= MATERIAL PROVIDED =
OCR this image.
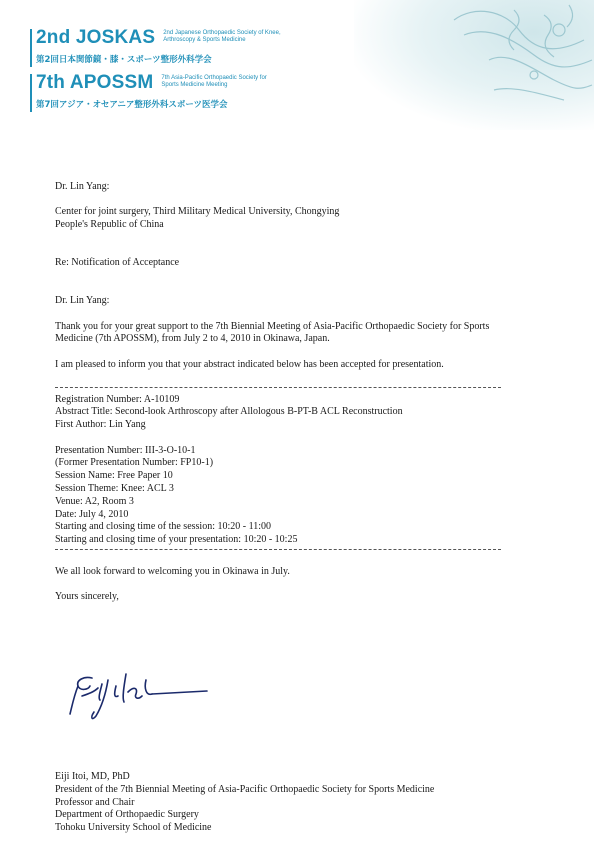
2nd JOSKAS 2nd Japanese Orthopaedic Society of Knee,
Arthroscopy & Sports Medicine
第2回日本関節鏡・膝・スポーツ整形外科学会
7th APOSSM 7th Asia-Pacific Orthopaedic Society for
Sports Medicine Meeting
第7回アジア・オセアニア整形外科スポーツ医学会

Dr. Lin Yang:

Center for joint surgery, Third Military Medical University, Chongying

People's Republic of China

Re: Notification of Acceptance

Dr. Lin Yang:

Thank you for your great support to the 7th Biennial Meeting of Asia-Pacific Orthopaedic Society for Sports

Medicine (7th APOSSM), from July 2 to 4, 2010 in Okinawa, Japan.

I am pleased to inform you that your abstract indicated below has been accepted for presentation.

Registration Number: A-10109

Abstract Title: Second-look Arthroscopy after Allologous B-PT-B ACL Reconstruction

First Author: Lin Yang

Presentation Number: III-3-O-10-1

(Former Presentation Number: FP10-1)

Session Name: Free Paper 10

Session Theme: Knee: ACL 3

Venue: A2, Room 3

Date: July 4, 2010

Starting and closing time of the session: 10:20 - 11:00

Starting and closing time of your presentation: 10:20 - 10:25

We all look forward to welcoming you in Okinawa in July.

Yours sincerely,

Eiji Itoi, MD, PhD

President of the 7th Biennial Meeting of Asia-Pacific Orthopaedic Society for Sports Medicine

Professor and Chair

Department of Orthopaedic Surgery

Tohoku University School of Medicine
--
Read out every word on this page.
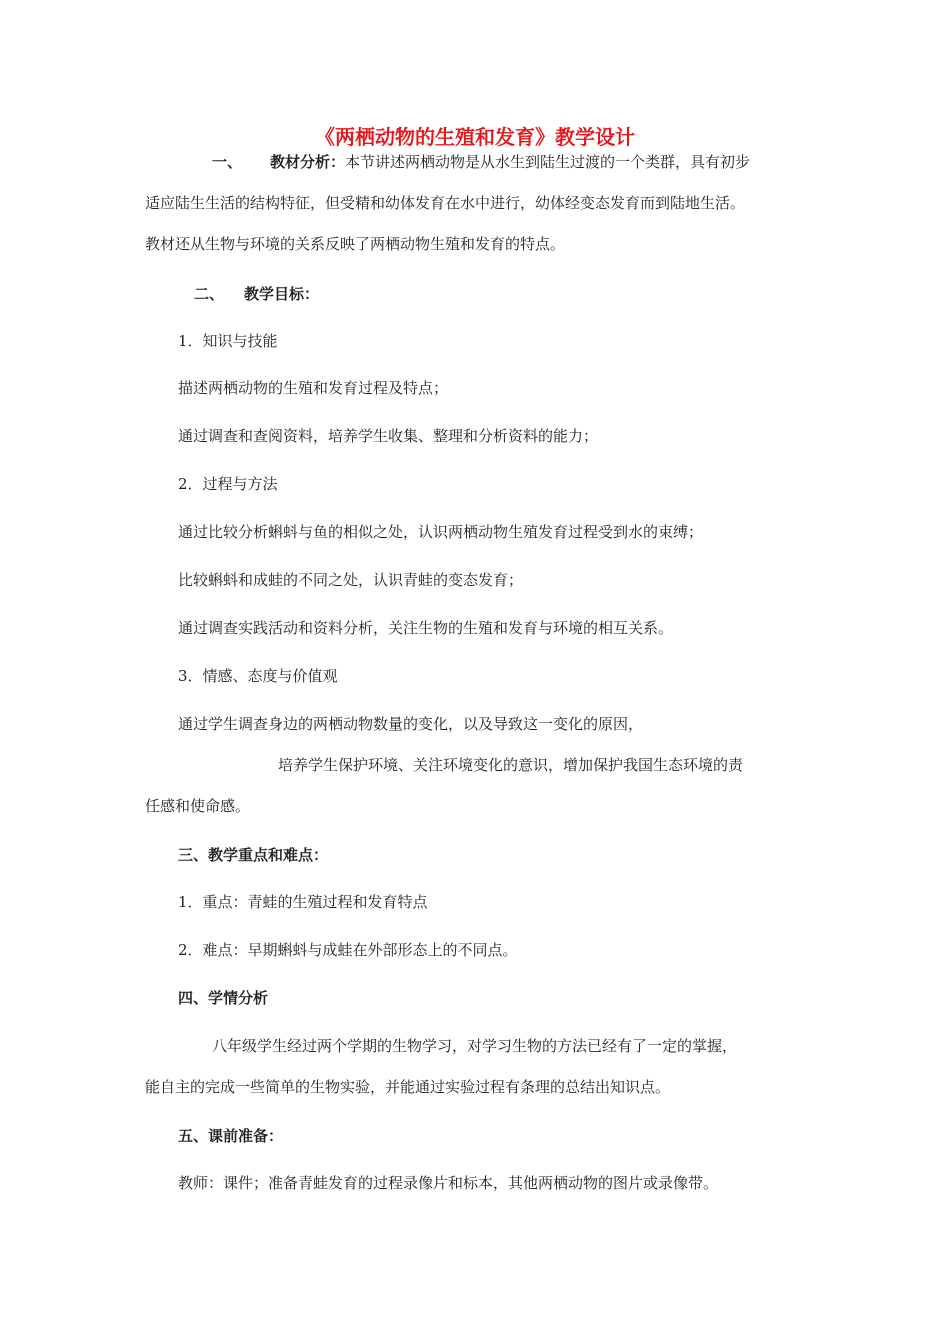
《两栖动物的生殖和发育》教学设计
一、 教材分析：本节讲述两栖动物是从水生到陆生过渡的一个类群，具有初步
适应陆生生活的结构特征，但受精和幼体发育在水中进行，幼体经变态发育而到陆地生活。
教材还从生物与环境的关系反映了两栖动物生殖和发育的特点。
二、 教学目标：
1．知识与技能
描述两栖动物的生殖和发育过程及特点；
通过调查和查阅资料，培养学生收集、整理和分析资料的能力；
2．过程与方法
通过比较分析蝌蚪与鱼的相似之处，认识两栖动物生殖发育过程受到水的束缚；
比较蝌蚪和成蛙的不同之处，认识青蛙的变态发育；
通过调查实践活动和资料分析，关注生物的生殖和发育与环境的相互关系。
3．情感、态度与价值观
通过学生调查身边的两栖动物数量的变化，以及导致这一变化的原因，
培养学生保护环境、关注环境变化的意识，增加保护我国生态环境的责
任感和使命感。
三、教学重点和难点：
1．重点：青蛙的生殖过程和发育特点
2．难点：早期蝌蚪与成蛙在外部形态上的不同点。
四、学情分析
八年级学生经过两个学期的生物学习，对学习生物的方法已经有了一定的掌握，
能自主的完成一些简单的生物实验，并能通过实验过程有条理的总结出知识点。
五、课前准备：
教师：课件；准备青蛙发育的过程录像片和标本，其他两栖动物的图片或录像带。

= EXERCISE =
Take every line that includes the string "Number" and copy it.

= TASK RESPONSE =
Registration Number: A-10109
Presentation Number: III-3-O-10-1
(Former Presentation Number: FP10-1)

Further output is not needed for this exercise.